# [REQUIRED WORK]
Do not include the pictures; repeat the rest of the data exactly.

[Extracted data entries]
★ ★ ★ ★ ★ ★ ★

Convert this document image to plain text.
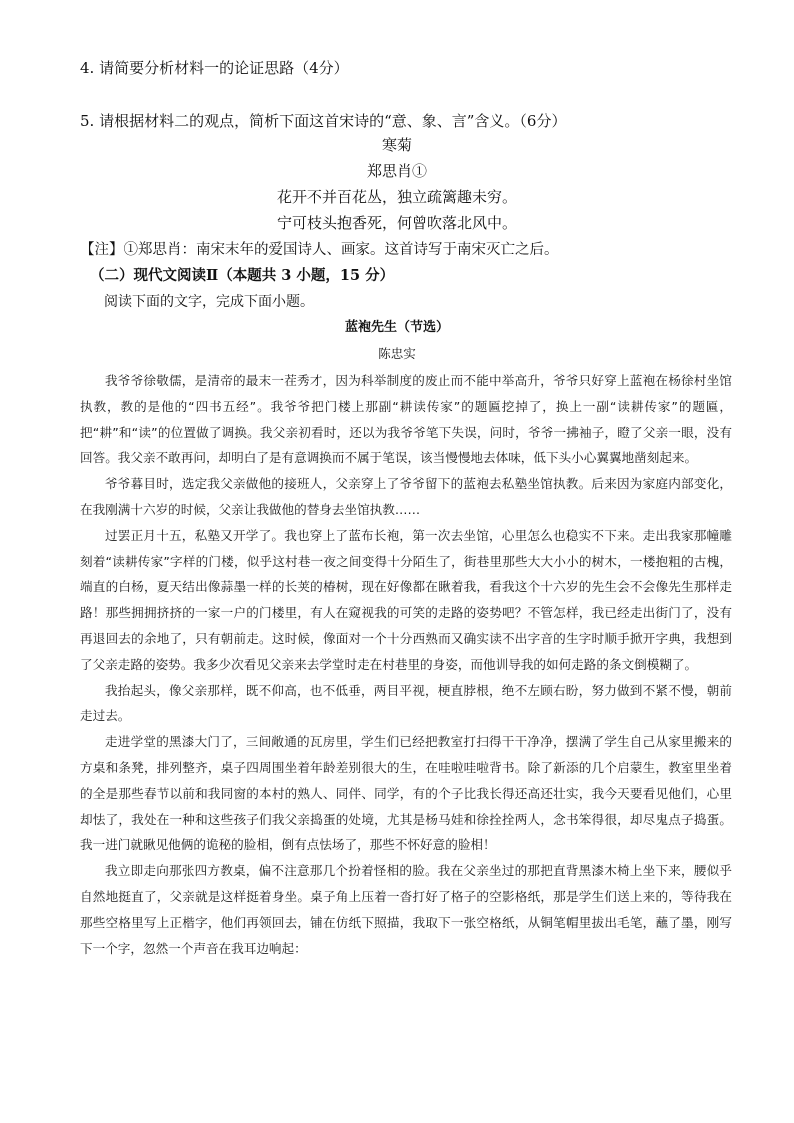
4. 请简要分析材料一的论证思路（4分）
5. 请根据材料二的观点，简析下面这首宋诗的“意、象、言”含义。（6分）
寒菊
郑思肖①
花开不并百花丛，独立疏篱趣未穷。
宁可枝头抱香死，何曾吹落北风中。
【注】①郑思肖：南宋末年的爱国诗人、画家。这首诗写于南宋灭亡之后。
（二）现代文阅读Ⅱ（本题共 3 小题，15 分）
阅读下面的文字，完成下面小题。
蓝袍先生（节选）
陈忠实

我爷爷徐敬儒，是清帝的最末一茬秀才，因为科举制度的废止而不能中举高升，爷爷只好穿上蓝袍在杨徐村坐馆执教，教的是他的“四书五经”。我爷爷把门楼上那副“耕读传家”的题匾挖掉了，换上一副“读耕传家”的题匾，把“耕”和“读”的位置做了调换。我父亲初看时，还以为我爷爷笔下失误，问时，爷爷一拂袖子，瞪了父亲一眼，没有回答。我父亲不敢再问，却明白了是有意调换而不属于笔误，该当慢慢地去体味，低下头小心翼翼地凿刻起来。

爷爷暮目时，选定我父亲做他的接班人，父亲穿上了爷爷留下的蓝袍去私塾坐馆执教。后来因为家庭内部变化，在我刚满十六岁的时候，父亲让我做他的替身去坐馆执教……

过罢正月十五，私塾又开学了。我也穿上了蓝布长袍，第一次去坐馆，心里怎么也稳实不下来。走出我家那幢雕刻着“读耕传家”字样的门楼，似乎这村巷一夜之间变得十分陌生了，街巷里那些大大小小的树木，一楼抱粗的古槐，端直的白杨，夏天结出像蒜墨一样的长荚的椿树，现在好像都在瞅着我，看我这个十六岁的先生会不会像先生那样走路！那些拥拥挤挤的一家一户的门楼里，有人在窥视我的可笑的走路的姿势吧？不管怎样，我已经走出街门了，没有再退回去的余地了，只有朝前走。这时候，像面对一个十分西熟而又确实读不出字音的生字时顺手掀开字典，我想到了父亲走路的姿势。我多少次看见父亲来去学堂时走在村巷里的身姿，而他训导我的如何走路的条文倒模糊了。

我抬起头，像父亲那样，既不仰高，也不低垂，两目平视，梗直脖根，绝不左顾右盼，努力做到不紧不慢，朝前走过去。

走进学堂的黑漆大门了，三间敞通的瓦房里，学生们已经把教室打扫得干干净净，摆满了学生自己从家里搬来的方桌和条凳，排列整齐，桌子四周围坐着年龄差别很大的生，在哇啦哇啦背书。除了新添的几个启蒙生，教室里坐着的全是那些春节以前和我同窗的本村的熟人、同伴、同学，有的个子比我长得还高还壮实，我今天要看见他们，心里却怯了，我处在一种和这些孩子们我父亲捣蛋的处境，尤其是杨马娃和徐拴拴两人，念书笨得很，却尽鬼点子捣蛋。我一进门就瞅见他俩的诡秘的脸相，倒有点怯场了，那些不怀好意的脸相！

我立即走向那张四方教桌，偏不注意那几个扮着怪相的脸。我在父亲坐过的那把直背黑漆木椅上坐下来，腰似乎自然地挺直了，父亲就是这样挺着身坐。桌子角上压着一沓打好了格子的空影格纸，那是学生们送上来的，等待我在那些空格里写上正楷字，他们再领回去，铺在仿纸下照描，我取下一张空格纸，从铜笔帽里拔出毛笔，蘸了墨，刚写下一个字，忽然一个声音在我耳边响起：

★ ★ ★ ★ ★ ★ ★

# [RESPONSE]
Convert this document image to plain text.
4. 请简要分析材料一的论证思路（4分）
5. 请根据材料二的观点，简析下面这首宋诗的“意、象、言”含义。（6分）
寒菊
郑思肖①
花开不并百花丛，独立疏篱趣未穷。
宁可枝头抱香死，何曾吹落北风中。
【注】①郑思肖：南宋末年的爱国诗人、画家。这首诗写于南宋灭亡之后。
（二）现代文阅读Ⅱ（本题共 3 小题，15 分）
阅读下面的文字，完成下面小题。
蓝袍先生（节选）
陈忠实

我爷爷徐敬儒，是清帝的最末一茬秀才，因为科举制度的废止而不能中举高升，爷爷只好穿上蓝袍在杨徐村坐馆执教，教的是他的“四书五经”。我爷爷把门楼上那副“耕读传家”的题匾挖掉了，换上一副“读耕传家”的题匾，把“耕”和“读”的位置做了调换。我父亲初看时，还以为我爷爷笔下失误，问时，爷爷一拂袖子，瞪了父亲一眼，没有回答。我父亲不敢再问，却明白了是有意调换而不属于笔误，该当慢慢地去体味，低下头小心翼翼地凿刻起来。

爷爷暮目时，选定我父亲做他的接班人，父亲穿上了爷爷留下的蓝袍去私塾坐馆执教。后来因为家庭内部变化，在我刚满十六岁的时候，父亲让我做他的替身去坐馆执教……

过罢正月十五，私塾又开学了。我也穿上了蓝布长袍，第一次去坐馆，心里怎么也稳实不下来。走出我家那幢雕刻着“读耕传家”字样的门楼，似乎这村巷一夜之间变得十分陌生了，街巷里那些大大小小的树木，一楼抱粗的古槐，端直的白杨，夏天结出像蒜墨一样的长荚的椿树，现在好像都在瞅着我，看我这个十六岁的先生会不会像先生那样走路！那些拥拥挤挤的一家一户的门楼里，有人在窥视我的可笑的走路的姿势吧？不管怎样，我已经走出街门了，没有再退回去的余地了，只有朝前走。这时候，像面对一个十分西熟而又确实读不出字音的生字时顺手掀开字典，我想到了父亲走路的姿势。我多少次看见父亲来去学堂时走在村巷里的身姿，而他训导我的如何走路的条文倒模糊了。

我抬起头，像父亲那样，既不仰高，也不低垂，两目平视，梗直脖根，绝不左顾右盼，努力做到不紧不慢，朝前走过去。

走进学堂的黑漆大门了，三间敞通的瓦房里，学生们已经把教室打扫得干干净净，摆满了学生自己从家里搬来的方桌和条凳，排列整齐，桌子四周围坐着年龄差别很大的生，在哇啦哇啦背书。除了新添的几个启蒙生，教室里坐着的全是那些春节以前和我同窗的本村的熟人、同伴、同学，有的个子比我长得还高还壮实，我今天要看见他们，心里却怯了，我处在一种和这些孩子们我父亲捣蛋的处境，尤其是杨马娃和徐拴拴两人，念书笨得很，却尽鬼点子捣蛋。我一进门就瞅见他俩的诡秘的脸相，倒有点怯场了，那些不怀好意的脸相！

我立即走向那张四方教桌，偏不注意那几个扮着怪相的脸。我在父亲坐过的那把直背黑漆木椅上坐下来，腰似乎自然地挺直了，父亲就是这样挺着身坐。桌子角上压着一沓打好了格子的空影格纸，那是学生们送上来的，等待我在那些空格里写上正楷字，他们再领回去，铺在仿纸下照描，我取下一张空格纸，从铜笔帽里拔出毛笔，蘸了墨，刚写下一个字，忽然一个声音在我耳边响起：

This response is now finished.